### [JOB]
Starting with the line that has "Enumerate this screenshot's" in it, repeat every line through the last one, word for word, and give nothing more.
-- begin GIVEN RECORDS --
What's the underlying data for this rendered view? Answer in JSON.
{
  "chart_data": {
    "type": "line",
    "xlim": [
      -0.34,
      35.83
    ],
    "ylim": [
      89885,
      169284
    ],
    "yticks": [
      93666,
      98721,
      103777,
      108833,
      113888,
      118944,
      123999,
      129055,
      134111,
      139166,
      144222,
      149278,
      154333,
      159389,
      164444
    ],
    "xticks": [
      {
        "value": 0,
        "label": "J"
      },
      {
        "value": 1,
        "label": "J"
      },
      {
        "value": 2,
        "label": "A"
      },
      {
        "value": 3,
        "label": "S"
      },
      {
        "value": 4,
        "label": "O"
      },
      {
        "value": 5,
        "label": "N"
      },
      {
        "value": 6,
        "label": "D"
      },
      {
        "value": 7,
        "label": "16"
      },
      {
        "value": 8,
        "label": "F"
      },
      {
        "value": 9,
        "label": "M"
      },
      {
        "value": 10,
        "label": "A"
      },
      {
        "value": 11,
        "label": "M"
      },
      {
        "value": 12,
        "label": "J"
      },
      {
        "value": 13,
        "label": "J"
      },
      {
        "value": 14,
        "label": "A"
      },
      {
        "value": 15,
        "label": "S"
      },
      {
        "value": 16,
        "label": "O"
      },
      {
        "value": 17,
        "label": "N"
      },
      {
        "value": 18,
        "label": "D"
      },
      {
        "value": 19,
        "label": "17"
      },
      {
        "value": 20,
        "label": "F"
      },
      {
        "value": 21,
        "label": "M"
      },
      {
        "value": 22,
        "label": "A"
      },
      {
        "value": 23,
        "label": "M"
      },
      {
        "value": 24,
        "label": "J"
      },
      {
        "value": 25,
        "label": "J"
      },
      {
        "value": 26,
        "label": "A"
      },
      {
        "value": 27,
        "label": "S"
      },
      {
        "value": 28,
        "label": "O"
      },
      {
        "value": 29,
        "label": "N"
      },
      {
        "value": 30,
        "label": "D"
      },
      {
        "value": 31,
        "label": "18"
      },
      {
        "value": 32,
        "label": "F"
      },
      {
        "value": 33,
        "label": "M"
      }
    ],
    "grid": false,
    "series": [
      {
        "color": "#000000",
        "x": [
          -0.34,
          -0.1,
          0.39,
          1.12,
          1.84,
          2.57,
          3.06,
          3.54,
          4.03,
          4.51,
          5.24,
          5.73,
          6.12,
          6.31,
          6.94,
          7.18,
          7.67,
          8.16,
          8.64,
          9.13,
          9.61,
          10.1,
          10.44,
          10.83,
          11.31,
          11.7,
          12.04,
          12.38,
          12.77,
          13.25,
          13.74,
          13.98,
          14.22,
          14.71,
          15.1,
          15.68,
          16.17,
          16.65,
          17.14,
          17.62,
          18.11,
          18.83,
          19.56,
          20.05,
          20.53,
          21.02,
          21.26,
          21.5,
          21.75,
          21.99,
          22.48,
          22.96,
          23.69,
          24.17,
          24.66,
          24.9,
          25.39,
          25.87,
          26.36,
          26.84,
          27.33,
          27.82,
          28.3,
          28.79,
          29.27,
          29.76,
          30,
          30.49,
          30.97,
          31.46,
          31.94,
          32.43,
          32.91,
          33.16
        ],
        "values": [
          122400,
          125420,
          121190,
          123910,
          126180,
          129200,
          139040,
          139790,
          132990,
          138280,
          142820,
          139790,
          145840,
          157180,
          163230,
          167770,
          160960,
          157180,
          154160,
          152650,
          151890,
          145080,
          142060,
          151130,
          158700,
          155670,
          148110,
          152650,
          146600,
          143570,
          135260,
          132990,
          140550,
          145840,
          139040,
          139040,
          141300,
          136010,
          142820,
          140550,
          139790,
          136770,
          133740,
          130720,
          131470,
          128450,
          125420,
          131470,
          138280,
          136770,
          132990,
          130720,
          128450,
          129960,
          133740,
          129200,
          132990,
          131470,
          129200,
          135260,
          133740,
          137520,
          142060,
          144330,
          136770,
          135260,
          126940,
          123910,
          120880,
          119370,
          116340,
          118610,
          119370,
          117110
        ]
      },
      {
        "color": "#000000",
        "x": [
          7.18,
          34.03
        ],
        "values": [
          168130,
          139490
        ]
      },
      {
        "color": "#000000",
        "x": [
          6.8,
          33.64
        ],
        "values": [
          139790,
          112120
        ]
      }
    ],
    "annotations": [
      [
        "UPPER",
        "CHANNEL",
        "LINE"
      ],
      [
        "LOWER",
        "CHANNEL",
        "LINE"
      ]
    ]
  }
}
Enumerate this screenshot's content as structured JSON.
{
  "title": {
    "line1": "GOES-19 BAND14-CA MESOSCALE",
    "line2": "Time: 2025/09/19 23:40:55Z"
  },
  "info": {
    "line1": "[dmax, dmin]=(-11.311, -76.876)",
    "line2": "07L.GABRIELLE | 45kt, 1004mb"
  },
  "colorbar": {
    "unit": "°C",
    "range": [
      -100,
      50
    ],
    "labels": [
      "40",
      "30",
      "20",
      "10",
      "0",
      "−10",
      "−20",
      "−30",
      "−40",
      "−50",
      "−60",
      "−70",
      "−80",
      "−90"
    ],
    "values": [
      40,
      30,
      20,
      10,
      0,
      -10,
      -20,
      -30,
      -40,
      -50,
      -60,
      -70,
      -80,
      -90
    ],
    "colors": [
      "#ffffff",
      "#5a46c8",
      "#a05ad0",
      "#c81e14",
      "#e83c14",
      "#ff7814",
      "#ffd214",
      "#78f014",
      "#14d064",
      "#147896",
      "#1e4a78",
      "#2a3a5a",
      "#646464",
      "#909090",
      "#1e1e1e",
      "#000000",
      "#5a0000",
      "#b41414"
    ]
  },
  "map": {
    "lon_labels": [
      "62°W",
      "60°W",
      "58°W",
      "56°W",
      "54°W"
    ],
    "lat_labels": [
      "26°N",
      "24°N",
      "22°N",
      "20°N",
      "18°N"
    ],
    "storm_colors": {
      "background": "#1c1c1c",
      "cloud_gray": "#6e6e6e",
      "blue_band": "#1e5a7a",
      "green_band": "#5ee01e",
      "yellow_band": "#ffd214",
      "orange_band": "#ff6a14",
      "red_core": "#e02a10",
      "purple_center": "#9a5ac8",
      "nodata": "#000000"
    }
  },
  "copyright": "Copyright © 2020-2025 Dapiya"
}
-- end GIVEN RECORDS --
### [RESPONSE TO THIS EXERCISE]
Enumerate this screenshot's content as structured JSON.
{
  "title": {
    "line1": "GOES-19 BAND14-CA MESOSCALE",
    "line2": "Time: 2025/09/19 23:40:55Z"
  },
  "info": {
    "line1": "[dmax, dmin]=(-11.311, -76.876)",
    "line2": "07L.GABRIELLE | 45kt, 1004mb"
  },
  "colorbar": {
    "unit": "°C",
    "range": [
      -100,
      50
    ],
    "labels": [
      "40",
      "30",
      "20",
      "10",
      "0",
      "−10",
      "−20",
      "−30",
      "−40",
      "−50",
      "−60",
      "−70",
      "−80",
      "−90"
    ],
    "values": [
      40,
      30,
      20,
      10,
      0,
      -10,
      -20,
      -30,
      -40,
      -50,
      -60,
      -70,
      -80,
      -90
    ],
    "colors": [
      "#ffffff",
      "#5a46c8",
      "#a05ad0",
      "#c81e14",
      "#e83c14",
      "#ff7814",
      "#ffd214",
      "#78f014",
      "#14d064",
      "#147896",
      "#1e4a78",
      "#2a3a5a",
      "#646464",
      "#909090",
      "#1e1e1e",
      "#000000",
      "#5a0000",
      "#b41414"
    ]
  },
  "map": {
    "lon_labels": [
      "62°W",
      "60°W",
      "58°W",
      "56°W",
      "54°W"
    ],
    "lat_labels": [
      "26°N",
      "24°N",
      "22°N",
      "20°N",
      "18°N"
    ],
    "storm_colors": {
      "background": "#1c1c1c",
      "cloud_gray": "#6e6e6e",
      "blue_band": "#1e5a7a",
      "green_band": "#5ee01e",
      "yellow_band": "#ffd214",
      "orange_band": "#ff6a14",
      "red_core": "#e02a10",
      "purple_center": "#9a5ac8",
      "nodata": "#000000"
    }
  },
  "copyright": "Copyright © 2020-2025 Dapiya"
}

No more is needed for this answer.